* REQUIREMENT: Where a line contains the word "伴星任务", copy that line in full.

### THE RECORDS

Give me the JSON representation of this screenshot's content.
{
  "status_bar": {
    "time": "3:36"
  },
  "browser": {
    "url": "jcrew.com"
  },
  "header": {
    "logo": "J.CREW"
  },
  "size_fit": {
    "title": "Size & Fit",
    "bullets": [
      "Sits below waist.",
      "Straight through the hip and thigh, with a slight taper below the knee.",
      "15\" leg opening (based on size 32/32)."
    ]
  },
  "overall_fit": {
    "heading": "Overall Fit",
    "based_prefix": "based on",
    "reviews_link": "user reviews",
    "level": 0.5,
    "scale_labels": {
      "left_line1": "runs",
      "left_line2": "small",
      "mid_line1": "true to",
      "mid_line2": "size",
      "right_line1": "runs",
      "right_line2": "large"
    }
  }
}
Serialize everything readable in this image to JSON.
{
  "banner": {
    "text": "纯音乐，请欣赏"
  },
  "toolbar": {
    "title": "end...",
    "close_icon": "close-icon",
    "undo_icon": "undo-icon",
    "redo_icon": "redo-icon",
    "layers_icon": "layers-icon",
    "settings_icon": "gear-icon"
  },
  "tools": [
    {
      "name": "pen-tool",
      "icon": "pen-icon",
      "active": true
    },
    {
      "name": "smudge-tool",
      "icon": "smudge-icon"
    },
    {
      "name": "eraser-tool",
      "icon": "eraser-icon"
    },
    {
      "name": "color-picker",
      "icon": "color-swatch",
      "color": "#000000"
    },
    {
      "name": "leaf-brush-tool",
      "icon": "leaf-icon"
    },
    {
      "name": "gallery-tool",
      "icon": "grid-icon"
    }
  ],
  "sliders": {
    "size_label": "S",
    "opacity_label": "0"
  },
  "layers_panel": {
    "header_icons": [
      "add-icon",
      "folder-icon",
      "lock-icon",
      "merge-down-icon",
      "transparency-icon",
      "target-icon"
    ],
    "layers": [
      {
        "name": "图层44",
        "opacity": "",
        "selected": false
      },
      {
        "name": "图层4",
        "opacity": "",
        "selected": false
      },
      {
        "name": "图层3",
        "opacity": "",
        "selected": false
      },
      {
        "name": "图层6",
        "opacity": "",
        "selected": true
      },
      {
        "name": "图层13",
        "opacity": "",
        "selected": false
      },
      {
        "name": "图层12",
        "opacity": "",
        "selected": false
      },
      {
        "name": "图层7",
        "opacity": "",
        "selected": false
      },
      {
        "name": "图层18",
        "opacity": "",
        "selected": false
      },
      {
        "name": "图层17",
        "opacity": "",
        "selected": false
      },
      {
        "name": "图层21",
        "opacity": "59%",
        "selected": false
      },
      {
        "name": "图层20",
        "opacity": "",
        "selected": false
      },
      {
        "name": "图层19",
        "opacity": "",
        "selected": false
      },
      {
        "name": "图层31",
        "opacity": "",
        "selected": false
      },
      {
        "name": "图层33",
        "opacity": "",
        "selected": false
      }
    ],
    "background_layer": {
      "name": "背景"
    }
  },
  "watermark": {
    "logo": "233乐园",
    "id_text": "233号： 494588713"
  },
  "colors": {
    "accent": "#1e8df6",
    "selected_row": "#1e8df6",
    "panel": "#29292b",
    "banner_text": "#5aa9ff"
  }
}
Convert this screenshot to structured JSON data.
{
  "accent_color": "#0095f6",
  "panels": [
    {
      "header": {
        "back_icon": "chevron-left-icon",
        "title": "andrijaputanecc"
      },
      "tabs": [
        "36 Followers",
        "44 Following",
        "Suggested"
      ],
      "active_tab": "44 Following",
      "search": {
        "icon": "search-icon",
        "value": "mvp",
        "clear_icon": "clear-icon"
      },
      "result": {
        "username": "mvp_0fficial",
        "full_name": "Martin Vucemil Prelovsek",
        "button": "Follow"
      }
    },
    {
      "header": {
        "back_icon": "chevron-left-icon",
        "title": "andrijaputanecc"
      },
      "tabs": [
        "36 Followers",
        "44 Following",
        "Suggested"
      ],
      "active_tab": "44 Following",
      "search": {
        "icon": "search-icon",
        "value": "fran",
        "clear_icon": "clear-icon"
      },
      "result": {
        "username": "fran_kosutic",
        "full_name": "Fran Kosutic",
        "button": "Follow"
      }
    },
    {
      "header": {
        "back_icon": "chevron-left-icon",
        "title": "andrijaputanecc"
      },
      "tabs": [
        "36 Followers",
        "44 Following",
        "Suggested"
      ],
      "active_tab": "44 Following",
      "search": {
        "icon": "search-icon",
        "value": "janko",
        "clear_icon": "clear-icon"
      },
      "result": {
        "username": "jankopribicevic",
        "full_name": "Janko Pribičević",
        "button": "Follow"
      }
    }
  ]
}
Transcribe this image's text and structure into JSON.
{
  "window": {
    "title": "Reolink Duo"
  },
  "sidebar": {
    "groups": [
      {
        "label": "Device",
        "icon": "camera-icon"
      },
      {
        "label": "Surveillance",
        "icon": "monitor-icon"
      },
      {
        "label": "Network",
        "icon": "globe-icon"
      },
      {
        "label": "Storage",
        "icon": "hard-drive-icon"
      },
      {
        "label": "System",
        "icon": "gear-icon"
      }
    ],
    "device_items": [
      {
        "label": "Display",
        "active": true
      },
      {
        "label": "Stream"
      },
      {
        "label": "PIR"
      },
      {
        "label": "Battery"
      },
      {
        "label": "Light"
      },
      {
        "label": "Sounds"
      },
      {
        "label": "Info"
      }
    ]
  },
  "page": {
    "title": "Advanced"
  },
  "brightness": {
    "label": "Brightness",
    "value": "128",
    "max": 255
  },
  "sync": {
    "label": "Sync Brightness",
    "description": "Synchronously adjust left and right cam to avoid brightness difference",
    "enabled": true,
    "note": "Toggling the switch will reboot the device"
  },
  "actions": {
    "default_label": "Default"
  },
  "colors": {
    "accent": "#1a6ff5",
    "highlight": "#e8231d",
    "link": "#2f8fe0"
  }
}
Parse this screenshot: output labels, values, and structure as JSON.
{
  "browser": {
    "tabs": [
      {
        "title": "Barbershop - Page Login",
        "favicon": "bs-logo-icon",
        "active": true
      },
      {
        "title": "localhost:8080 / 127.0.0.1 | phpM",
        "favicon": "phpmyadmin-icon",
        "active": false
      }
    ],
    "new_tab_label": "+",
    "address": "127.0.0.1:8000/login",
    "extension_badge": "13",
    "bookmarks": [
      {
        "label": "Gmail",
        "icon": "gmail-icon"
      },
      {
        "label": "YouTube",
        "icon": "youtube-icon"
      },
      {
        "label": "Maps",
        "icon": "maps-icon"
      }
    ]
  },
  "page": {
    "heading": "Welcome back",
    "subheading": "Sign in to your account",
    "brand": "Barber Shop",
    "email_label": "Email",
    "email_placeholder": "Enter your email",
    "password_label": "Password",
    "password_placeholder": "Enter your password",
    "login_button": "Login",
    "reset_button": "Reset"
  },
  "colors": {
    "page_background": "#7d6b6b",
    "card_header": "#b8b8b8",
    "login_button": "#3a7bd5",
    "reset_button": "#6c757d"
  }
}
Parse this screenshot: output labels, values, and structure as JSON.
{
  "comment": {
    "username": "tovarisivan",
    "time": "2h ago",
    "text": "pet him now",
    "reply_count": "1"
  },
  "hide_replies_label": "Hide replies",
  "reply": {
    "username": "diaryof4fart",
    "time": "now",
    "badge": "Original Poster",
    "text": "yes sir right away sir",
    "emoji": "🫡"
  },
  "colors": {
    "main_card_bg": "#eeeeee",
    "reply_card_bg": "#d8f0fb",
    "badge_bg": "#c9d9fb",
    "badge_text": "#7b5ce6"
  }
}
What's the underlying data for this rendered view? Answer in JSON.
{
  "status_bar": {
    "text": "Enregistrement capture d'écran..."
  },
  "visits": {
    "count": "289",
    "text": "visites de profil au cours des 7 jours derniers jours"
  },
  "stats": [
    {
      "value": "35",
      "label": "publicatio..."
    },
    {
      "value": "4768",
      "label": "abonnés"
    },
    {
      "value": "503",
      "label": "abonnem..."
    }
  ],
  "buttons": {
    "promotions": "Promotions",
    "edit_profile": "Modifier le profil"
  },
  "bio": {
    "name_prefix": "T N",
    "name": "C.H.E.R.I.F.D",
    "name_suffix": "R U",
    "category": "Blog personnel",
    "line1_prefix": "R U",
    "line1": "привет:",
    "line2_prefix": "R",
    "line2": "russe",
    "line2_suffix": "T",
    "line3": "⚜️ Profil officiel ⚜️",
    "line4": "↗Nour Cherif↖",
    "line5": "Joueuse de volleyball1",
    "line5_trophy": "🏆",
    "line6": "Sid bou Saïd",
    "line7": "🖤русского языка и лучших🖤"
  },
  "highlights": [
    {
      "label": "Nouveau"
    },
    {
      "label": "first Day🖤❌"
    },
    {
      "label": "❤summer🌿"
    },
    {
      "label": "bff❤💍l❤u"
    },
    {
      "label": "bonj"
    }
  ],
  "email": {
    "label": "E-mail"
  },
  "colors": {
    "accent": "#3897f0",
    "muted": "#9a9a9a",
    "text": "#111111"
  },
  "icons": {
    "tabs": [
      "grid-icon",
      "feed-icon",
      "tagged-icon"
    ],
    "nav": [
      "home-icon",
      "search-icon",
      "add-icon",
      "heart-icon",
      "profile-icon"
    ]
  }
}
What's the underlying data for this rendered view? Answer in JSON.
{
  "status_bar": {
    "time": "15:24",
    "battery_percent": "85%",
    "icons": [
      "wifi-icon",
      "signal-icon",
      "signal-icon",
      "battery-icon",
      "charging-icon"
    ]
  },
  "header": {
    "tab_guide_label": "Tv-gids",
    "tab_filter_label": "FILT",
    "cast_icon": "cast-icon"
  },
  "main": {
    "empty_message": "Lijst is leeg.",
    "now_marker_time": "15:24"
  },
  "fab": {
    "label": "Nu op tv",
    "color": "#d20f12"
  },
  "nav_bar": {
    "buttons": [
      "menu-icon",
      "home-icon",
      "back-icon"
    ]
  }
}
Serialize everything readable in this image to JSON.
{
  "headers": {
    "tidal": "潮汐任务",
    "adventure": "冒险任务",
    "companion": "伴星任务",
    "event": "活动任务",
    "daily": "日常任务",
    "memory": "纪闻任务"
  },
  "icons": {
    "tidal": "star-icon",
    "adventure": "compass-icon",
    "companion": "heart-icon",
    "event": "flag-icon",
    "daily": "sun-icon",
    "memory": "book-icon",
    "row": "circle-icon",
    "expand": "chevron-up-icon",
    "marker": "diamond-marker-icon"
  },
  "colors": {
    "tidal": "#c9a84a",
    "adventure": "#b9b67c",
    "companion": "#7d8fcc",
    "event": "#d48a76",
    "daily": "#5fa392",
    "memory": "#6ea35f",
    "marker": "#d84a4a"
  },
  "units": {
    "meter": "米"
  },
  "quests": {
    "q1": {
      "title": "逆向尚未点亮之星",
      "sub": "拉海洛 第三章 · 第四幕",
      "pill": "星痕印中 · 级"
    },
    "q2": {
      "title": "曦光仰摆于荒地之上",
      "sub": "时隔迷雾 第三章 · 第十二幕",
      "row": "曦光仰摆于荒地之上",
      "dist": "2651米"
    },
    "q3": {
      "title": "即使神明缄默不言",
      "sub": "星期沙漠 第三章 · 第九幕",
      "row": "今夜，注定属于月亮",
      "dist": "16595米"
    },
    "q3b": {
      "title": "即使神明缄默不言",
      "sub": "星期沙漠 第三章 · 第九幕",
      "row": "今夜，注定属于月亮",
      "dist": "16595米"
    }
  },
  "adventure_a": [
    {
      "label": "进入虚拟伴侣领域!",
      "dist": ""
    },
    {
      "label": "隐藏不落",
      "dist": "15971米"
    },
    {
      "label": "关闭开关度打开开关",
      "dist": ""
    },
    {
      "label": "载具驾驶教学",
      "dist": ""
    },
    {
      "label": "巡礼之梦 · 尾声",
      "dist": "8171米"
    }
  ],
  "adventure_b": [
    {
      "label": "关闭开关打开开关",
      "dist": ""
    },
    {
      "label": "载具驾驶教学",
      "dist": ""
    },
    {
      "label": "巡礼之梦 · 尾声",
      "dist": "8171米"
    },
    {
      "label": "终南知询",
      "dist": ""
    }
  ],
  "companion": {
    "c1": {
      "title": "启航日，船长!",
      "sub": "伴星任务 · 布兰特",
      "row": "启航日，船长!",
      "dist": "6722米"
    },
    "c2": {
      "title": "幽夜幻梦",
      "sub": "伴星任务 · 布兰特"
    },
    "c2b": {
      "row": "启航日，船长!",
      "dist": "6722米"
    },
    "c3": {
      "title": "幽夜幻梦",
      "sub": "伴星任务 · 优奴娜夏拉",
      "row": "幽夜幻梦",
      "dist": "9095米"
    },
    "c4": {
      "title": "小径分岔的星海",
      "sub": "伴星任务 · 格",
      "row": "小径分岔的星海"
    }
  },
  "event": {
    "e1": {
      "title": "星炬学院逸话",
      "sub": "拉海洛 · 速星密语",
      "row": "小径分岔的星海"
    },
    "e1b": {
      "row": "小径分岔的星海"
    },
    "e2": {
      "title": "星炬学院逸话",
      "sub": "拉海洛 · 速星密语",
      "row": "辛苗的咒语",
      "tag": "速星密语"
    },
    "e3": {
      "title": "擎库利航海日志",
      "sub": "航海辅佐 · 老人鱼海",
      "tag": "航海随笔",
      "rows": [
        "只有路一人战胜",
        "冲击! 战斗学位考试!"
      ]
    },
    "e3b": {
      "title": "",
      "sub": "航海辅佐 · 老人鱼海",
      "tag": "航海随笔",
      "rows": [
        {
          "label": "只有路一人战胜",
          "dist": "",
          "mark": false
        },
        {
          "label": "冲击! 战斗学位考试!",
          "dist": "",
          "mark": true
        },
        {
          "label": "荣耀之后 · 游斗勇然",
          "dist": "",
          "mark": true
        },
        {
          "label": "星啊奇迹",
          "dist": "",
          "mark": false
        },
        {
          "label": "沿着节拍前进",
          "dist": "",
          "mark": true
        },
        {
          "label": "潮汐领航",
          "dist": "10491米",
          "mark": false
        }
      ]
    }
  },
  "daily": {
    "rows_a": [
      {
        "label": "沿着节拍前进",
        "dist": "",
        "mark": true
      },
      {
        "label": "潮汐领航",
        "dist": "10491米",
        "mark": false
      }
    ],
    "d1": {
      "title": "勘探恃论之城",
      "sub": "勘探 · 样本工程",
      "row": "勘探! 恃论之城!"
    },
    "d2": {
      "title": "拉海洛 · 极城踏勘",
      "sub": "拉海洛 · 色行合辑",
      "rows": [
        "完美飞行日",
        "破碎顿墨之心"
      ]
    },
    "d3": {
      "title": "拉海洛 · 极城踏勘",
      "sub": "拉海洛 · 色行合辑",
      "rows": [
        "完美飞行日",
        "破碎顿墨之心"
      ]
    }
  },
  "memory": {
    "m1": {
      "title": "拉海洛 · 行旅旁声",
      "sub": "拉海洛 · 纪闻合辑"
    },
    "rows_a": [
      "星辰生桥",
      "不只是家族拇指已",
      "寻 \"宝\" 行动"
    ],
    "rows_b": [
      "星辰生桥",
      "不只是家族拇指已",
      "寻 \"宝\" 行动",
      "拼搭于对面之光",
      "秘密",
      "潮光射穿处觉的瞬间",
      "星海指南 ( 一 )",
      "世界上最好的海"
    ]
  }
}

######

* WRITTEN SOLUTION:
    "companion": "伴星任务",
      "sub": "伴星任务 · 布兰特",
      "sub": "伴星任务 · 布兰特"
      "sub": "伴星任务 · 优奴娜夏拉",
      "sub": "伴星任务 · 格",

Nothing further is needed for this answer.